Saved entries:
•••••

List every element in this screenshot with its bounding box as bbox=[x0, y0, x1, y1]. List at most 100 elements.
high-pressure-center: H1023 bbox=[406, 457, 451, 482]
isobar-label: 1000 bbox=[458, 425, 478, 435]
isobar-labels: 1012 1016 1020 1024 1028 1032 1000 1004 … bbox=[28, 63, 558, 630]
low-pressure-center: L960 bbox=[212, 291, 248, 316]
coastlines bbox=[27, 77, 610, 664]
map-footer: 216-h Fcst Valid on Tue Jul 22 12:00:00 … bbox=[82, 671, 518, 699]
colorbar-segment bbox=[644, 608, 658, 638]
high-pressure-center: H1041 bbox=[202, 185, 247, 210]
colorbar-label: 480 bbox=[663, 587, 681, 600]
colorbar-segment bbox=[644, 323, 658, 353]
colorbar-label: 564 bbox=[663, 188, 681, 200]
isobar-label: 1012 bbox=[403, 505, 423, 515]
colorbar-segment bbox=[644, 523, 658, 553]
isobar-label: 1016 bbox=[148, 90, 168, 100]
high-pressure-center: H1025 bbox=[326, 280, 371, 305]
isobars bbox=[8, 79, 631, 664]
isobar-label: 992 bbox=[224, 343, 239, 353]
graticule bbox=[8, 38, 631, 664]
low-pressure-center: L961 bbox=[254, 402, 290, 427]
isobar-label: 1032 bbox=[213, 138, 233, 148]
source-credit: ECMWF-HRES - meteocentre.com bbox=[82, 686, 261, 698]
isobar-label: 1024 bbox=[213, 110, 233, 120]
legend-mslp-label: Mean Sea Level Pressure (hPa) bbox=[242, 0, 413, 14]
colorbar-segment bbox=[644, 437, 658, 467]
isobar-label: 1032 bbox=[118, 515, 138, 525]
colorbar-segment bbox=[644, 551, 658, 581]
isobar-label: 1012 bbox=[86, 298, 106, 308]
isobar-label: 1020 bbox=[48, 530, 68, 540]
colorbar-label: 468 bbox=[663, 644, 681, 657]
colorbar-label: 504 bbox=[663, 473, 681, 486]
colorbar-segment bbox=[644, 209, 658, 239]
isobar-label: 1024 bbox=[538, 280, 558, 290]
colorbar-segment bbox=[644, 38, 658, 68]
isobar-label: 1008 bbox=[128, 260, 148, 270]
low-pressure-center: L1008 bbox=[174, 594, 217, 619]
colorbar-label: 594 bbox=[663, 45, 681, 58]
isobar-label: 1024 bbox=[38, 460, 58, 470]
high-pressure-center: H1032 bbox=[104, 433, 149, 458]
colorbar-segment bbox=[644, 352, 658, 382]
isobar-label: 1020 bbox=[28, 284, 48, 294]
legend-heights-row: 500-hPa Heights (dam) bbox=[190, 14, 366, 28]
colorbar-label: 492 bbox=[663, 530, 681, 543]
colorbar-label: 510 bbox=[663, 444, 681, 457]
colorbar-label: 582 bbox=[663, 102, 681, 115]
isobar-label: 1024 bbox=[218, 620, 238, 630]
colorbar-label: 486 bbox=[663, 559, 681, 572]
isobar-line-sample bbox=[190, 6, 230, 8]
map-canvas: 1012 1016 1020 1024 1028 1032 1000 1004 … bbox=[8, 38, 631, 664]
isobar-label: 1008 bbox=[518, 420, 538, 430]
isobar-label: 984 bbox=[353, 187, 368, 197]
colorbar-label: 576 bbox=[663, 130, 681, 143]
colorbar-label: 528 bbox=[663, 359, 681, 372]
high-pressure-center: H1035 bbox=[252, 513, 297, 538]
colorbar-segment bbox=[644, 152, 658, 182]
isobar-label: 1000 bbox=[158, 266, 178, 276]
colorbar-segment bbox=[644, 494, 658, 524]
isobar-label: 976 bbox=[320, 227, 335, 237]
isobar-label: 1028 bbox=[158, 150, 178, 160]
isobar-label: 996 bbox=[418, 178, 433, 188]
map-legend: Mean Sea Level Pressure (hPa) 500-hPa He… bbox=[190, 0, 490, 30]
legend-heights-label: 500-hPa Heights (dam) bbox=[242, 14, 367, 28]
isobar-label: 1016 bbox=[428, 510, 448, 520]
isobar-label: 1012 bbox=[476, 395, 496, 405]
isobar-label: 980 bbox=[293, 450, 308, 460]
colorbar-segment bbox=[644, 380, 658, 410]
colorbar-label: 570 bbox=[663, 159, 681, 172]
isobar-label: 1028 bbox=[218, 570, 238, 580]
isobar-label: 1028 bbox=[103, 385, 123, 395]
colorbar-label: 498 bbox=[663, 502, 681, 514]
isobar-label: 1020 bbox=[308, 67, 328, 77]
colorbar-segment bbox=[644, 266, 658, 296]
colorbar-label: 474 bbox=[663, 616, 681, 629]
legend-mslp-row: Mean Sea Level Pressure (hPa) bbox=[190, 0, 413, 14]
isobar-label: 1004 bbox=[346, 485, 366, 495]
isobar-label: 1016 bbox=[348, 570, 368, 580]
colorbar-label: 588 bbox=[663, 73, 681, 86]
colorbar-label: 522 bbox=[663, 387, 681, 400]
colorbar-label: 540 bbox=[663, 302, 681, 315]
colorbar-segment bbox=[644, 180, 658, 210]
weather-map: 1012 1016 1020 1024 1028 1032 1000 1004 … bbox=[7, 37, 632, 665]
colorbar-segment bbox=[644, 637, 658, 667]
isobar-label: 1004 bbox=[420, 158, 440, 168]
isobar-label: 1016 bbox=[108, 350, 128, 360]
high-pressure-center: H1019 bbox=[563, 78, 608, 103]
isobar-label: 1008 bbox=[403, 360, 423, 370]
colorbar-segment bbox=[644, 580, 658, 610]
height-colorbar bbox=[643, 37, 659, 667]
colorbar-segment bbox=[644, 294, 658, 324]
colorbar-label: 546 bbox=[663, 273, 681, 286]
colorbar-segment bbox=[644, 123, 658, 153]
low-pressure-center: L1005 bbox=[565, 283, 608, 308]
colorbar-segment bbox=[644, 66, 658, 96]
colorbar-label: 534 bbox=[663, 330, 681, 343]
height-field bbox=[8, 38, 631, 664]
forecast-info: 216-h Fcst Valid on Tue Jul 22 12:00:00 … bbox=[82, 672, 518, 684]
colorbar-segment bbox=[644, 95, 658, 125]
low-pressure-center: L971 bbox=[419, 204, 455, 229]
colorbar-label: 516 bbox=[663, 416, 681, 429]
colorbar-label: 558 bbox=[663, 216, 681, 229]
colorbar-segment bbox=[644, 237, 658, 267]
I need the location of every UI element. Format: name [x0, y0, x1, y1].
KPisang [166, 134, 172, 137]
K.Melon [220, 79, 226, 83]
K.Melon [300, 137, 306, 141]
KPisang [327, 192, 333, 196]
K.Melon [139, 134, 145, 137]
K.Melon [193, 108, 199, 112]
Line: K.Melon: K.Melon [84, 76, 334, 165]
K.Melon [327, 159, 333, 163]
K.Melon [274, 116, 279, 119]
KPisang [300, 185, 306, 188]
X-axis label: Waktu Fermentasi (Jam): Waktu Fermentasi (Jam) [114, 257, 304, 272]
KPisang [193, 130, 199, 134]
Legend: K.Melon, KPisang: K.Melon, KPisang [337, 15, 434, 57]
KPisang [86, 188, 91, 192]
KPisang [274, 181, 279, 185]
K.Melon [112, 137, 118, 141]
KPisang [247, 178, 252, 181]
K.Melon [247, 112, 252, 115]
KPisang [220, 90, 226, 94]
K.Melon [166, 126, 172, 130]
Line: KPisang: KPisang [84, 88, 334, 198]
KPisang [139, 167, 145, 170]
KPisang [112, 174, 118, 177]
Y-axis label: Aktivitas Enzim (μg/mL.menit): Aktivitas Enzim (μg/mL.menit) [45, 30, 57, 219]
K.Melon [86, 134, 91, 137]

•••••

■ TASK STATEMENT ■
Please convert every line of the rows above into a Markdown table with the columns "No." and "Line", numbering each line and leaving out blank lines.

■ FULL OUTPUT ■
| No. | Line |
|---|---|
| 1 | List every element in this screenshot with its bounding box as bbox=[x0, y0, x1, y1]. List at most 100 elements. |
| 2 | high-pressure-center: H1023 bbox=[406, 457, 451, 482] |
| 3 | isobar-label: 1000 bbox=[458, 425, 478, 435] |
| 4 | isobar-labels: 1012 1016 1020 1024 1028 1032 1000 1004 … bbox=[28, 63, 558, 630] |
| 5 | low-pressure-center: L960 bbox=[212, 291, 248, 316] |
| 6 | coastlines bbox=[27, 77, 610, 664] |
| 7 | map-footer: 216-h Fcst Valid on Tue Jul 22 12:00:00 … bbox=[82, 671, 518, 699] |
| 8 | colorbar-segment bbox=[644, 608, 658, 638] |
| 9 | high-pressure-center: H1041 bbox=[202, 185, 247, 210] |
| 10 | colorbar-label: 480 bbox=[663, 587, 681, 600] |
| 11 | colorbar-segment bbox=[644, 323, 658, 353] |
| 12 | colorbar-label: 564 bbox=[663, 188, 681, 200] |
| 13 | isobar-label: 1012 bbox=[403, 505, 423, 515] |
| 14 | colorbar-segment bbox=[644, 523, 658, 553] |
| 15 | isobar-label: 1016 bbox=[148, 90, 168, 100] |
| 16 | high-pressure-center: H1025 bbox=[326, 280, 371, 305] |
| 17 | isobars bbox=[8, 79, 631, 664] |
| 18 | isobar-label: 992 bbox=[224, 343, 239, 353] |
| 19 | graticule bbox=[8, 38, 631, 664] |
| 20 | low-pressure-center: L961 bbox=[254, 402, 290, 427] |
| 21 | isobar-label: 1032 bbox=[213, 138, 233, 148] |
| 22 | source-credit: ECMWF-HRES - meteocentre.com bbox=[82, 686, 261, 698] |
| 23 | isobar-label: 1024 bbox=[213, 110, 233, 120] |
| 24 | legend-mslp-label: Mean Sea Level Pressure (hPa) bbox=[242, 0, 413, 14] |
| 25 | colorbar-segment bbox=[644, 437, 658, 467] |
| 26 | isobar-label: 1032 bbox=[118, 515, 138, 525] |
| 27 | colorbar-segment bbox=[644, 551, 658, 581] |
| 28 | isobar-label: 1012 bbox=[86, 298, 106, 308] |
| 29 | isobar-label: 1020 bbox=[48, 530, 68, 540] |
| 30 | colorbar-label: 468 bbox=[663, 644, 681, 657] |
| 31 | colorbar-label: 504 bbox=[663, 473, 681, 486] |
| 32 | colorbar-segment bbox=[644, 209, 658, 239] |
| 33 | isobar-label: 1024 bbox=[538, 280, 558, 290] |
| 34 | colorbar-segment bbox=[644, 38, 658, 68] |
| 35 | isobar-label: 1008 bbox=[128, 260, 148, 270] |
| 36 | low-pressure-center: L1008 bbox=[174, 594, 217, 619] |
| 37 | colorbar-label: 594 bbox=[663, 45, 681, 58] |
| 38 | isobar-label: 1024 bbox=[38, 460, 58, 470] |
| 39 | high-pressure-center: H1032 bbox=[104, 433, 149, 458] |
| 40 | colorbar-segment bbox=[644, 352, 658, 382] |
| 41 | isobar-label: 1020 bbox=[28, 284, 48, 294] |
| 42 | legend-heights-row: 500-hPa Heights (dam) bbox=[190, 14, 366, 28] |
| 43 | colorbar-label: 492 bbox=[663, 530, 681, 543] |
| 44 | colorbar-label: 510 bbox=[663, 444, 681, 457] |
| 45 | colorbar-label: 582 bbox=[663, 102, 681, 115] |
| 46 | isobar-label: 1024 bbox=[218, 620, 238, 630] |
| 47 | colorbar-label: 486 bbox=[663, 559, 681, 572] |
| 48 | isobar-line-sample bbox=[190, 6, 230, 8] |
| 49 | map-canvas: 1012 1016 1020 1024 1028 1032 1000 1004 … bbox=[8, 38, 631, 664] |
| 50 | isobar-label: 1008 bbox=[518, 420, 538, 430] |
| 51 | isobar-label: 984 bbox=[353, 187, 368, 197] |
| 52 | colorbar-label: 576 bbox=[663, 130, 681, 143] |
| 53 | colorbar-label: 528 bbox=[663, 359, 681, 372] |
| 54 | high-pressure-center: H1035 bbox=[252, 513, 297, 538] |
| 55 | colorbar-segment bbox=[644, 152, 658, 182] |
| 56 | isobar-label: 1000 bbox=[158, 266, 178, 276] |
| 57 | colorbar-segment bbox=[644, 494, 658, 524] |
| 58 | isobar-label: 976 bbox=[320, 227, 335, 237] |
| 59 | isobar-label: 1028 bbox=[158, 150, 178, 160] |
| 60 | isobar-label: 996 bbox=[418, 178, 433, 188] |
| 61 | map-legend: Mean Sea Level Pressure (hPa) 500-hPa He… bbox=[190, 0, 490, 30] |
| 62 | legend-heights-label: 500-hPa Heights (dam) bbox=[242, 14, 367, 28] |
| 63 | isobar-label: 1016 bbox=[428, 510, 448, 520] |
| 64 | isobar-label: 1012 bbox=[476, 395, 496, 405] |
| 65 | isobar-label: 980 bbox=[293, 450, 308, 460] |
| 66 | colorbar-segment bbox=[644, 380, 658, 410] |
| 67 | colorbar-label: 570 bbox=[663, 159, 681, 172] |
| 68 | isobar-label: 1028 bbox=[218, 570, 238, 580] |
| 69 | isobar-label: 1028 bbox=[103, 385, 123, 395] |
| 70 | colorbar-label: 498 bbox=[663, 502, 681, 514] |
| 71 | isobar-label: 1020 bbox=[308, 67, 328, 77] |
| 72 | colorbar-segment bbox=[644, 266, 658, 296] |
| 73 | colorbar-label: 474 bbox=[663, 616, 681, 629] |
| 74 | legend-mslp-row: Mean Sea Level Pressure (hPa) bbox=[190, 0, 413, 14] |
| 75 | isobar-label: 1004 bbox=[346, 485, 366, 495] |
| 76 | isobar-label: 1016 bbox=[348, 570, 368, 580] |
| 77 | colorbar-label: 588 bbox=[663, 73, 681, 86] |
| 78 | colorbar-label: 522 bbox=[663, 387, 681, 400] |
| 79 | colorbar-label: 540 bbox=[663, 302, 681, 315] |
| 80 | colorbar-segment bbox=[644, 180, 658, 210] |
| 81 | weather-map: 1012 1016 1020 1024 1028 1032 1000 1004 … bbox=[7, 37, 632, 665] |
| 82 | colorbar-segment bbox=[644, 637, 658, 667] |
| 83 | isobar-label: 1004 bbox=[420, 158, 440, 168] |
| 84 | isobar-label: 1016 bbox=[108, 350, 128, 360] |
| 85 | high-pressure-center: H1019 bbox=[563, 78, 608, 103] |
| 86 | isobar-label: 1008 bbox=[403, 360, 423, 370] |
| 87 | colorbar-segment bbox=[644, 580, 658, 610] |
| 88 | height-colorbar bbox=[643, 37, 659, 667] |
| 89 | colorbar-segment bbox=[644, 294, 658, 324] |
| 90 | colorbar-label: 546 bbox=[663, 273, 681, 286] |
| 91 | colorbar-segment bbox=[644, 123, 658, 153] |
| 92 | low-pressure-center: L1005 bbox=[565, 283, 608, 308] |
| 93 | colorbar-segment bbox=[644, 66, 658, 96] |
| 94 | colorbar-label: 534 bbox=[663, 330, 681, 343] |
| 95 | height-field bbox=[8, 38, 631, 664] |
| 96 | forecast-info: 216-h Fcst Valid on Tue Jul 22 12:00:00 … bbox=[82, 672, 518, 684] |
| 97 | colorbar-segment bbox=[644, 95, 658, 125] |
| 98 | low-pressure-center: L971 bbox=[419, 204, 455, 229] |
| 99 | colorbar-label: 516 bbox=[663, 416, 681, 429] |
| 100 | colorbar-label: 558 bbox=[663, 216, 681, 229] |
| 101 | colorbar-segment bbox=[644, 237, 658, 267] |
| 102 | I need the location of every UI element. Format: name [x0, y0, x1, y1]. |
| 103 | KPisang [166, 134, 172, 137] |
| 104 | K.Melon [220, 79, 226, 83] |
| 105 | K.Melon [300, 137, 306, 141] |
| 106 | KPisang [327, 192, 333, 196] |
| 107 | K.Melon [139, 134, 145, 137] |
| 108 | K.Melon [193, 108, 199, 112] |
| 109 | Line: K.Melon: K.Melon [84, 76, 334, 165] |
| 110 | K.Melon [327, 159, 333, 163] |
| 111 | K.Melon [274, 116, 279, 119] |
| 112 | KPisang [300, 185, 306, 188] |
| 113 | X-axis label: Waktu Fermentasi (Jam): Waktu Fermentasi (Jam) [114, 257, 304, 272] |
| 114 | KPisang [193, 130, 199, 134] |
| 115 | Legend: K.Melon, KPisang: K.Melon, KPisang [337, 15, 434, 57] |
| 116 | KPisang [86, 188, 91, 192] |
| 117 | KPisang [274, 181, 279, 185] |
| 118 | K.Melon [112, 137, 118, 141] |
| 119 | KPisang [247, 178, 252, 181] |
| 120 | K.Melon [247, 112, 252, 115] |
| 121 | KPisang [220, 90, 226, 94] |
| 122 | K.Melon [166, 126, 172, 130] |
| 123 | Line: KPisang: KPisang [84, 88, 334, 198] |
| 124 | KPisang [139, 167, 145, 170] |
| 125 | KPisang [112, 174, 118, 177] |
| 126 | Y-axis label: Aktivitas Enzim (μg/mL.menit): Aktivitas Enzim (μg/mL.menit) [45, 30, 57, 219] |
| 127 | K.Melon [86, 134, 91, 137] |